-- GIVEN TASK --
Each line of the data that includes the string "name" is to be copied out.

-- DATA EXTRACT --

-- START --

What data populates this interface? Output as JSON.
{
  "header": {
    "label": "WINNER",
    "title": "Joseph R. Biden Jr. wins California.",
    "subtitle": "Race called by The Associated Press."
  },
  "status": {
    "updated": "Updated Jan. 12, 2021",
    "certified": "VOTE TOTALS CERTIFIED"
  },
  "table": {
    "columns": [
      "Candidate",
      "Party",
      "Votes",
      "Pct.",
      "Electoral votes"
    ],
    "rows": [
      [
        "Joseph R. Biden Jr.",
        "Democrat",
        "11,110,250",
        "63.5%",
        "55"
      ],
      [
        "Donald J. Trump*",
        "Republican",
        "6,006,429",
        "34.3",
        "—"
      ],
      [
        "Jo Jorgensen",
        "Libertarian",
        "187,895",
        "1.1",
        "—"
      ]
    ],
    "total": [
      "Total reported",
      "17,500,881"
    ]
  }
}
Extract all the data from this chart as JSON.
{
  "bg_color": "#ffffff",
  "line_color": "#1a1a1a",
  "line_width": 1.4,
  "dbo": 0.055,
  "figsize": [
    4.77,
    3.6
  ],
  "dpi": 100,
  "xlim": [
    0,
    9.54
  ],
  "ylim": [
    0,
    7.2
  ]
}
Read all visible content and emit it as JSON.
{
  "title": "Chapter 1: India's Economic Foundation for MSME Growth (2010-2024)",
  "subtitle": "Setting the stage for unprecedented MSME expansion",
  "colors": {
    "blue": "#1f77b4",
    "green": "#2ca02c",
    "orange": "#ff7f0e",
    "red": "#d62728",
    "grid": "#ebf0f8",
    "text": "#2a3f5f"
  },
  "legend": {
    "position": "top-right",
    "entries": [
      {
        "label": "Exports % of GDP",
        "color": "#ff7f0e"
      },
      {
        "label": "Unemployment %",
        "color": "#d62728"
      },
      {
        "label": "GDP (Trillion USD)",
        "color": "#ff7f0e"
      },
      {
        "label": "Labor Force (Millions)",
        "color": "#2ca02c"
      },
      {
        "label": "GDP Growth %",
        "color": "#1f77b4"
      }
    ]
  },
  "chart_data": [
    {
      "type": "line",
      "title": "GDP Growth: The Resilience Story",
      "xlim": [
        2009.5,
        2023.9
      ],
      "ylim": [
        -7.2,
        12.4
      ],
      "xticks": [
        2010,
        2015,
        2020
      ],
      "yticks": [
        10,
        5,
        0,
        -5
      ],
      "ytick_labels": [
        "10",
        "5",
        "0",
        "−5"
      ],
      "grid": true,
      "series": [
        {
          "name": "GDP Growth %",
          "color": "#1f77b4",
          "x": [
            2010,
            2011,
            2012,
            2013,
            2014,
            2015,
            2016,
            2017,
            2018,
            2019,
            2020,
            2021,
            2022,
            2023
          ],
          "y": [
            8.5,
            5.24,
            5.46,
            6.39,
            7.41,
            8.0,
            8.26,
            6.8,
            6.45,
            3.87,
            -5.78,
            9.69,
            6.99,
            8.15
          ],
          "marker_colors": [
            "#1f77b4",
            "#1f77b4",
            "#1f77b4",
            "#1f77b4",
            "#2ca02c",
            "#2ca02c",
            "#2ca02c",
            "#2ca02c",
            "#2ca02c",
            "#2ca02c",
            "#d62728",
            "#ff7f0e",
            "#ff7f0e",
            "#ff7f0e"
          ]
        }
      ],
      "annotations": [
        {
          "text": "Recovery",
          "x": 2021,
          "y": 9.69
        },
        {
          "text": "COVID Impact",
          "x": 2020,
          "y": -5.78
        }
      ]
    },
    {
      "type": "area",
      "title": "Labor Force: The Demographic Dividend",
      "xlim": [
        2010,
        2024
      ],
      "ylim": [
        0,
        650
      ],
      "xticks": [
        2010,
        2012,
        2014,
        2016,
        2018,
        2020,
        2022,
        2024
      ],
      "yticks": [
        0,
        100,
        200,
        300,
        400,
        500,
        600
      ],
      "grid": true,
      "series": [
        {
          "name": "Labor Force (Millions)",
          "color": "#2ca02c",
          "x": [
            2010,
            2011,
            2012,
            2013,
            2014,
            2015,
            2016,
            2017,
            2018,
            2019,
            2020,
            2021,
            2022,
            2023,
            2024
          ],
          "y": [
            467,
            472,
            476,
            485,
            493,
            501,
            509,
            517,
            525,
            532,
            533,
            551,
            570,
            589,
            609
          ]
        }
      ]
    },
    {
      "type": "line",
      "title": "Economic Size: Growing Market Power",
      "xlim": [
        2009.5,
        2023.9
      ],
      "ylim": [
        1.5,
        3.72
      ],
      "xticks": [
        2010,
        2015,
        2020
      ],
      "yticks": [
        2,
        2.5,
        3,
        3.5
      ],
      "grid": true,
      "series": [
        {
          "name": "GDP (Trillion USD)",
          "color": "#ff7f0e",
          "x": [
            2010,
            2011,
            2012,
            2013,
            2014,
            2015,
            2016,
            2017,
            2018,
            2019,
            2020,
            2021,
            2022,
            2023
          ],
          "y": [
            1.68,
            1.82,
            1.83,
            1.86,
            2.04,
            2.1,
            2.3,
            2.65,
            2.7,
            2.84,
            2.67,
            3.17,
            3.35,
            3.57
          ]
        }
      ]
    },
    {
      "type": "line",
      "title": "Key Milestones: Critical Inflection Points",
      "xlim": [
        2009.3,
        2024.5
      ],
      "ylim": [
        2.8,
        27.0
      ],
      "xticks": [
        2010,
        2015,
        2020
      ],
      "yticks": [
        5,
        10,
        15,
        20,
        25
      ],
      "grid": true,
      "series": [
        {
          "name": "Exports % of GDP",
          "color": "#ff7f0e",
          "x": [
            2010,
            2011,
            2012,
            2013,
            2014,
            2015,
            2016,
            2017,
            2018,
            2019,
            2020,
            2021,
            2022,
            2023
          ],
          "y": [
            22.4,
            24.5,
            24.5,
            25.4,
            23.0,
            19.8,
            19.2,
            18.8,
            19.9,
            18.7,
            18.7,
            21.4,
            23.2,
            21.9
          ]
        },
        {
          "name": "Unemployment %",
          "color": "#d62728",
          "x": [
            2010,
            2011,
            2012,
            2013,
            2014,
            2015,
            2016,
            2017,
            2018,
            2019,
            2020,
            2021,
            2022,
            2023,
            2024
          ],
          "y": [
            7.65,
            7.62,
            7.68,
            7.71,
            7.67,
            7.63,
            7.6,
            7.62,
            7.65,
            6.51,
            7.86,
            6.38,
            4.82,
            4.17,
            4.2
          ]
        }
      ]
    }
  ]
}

-- END --

-- RESPONSE --
          "name": "GDP Growth %",
          "name": "Labor Force (Millions)",
          "name": "GDP (Trillion USD)",
          "name": "Exports % of GDP",
          "name": "Unemployment %",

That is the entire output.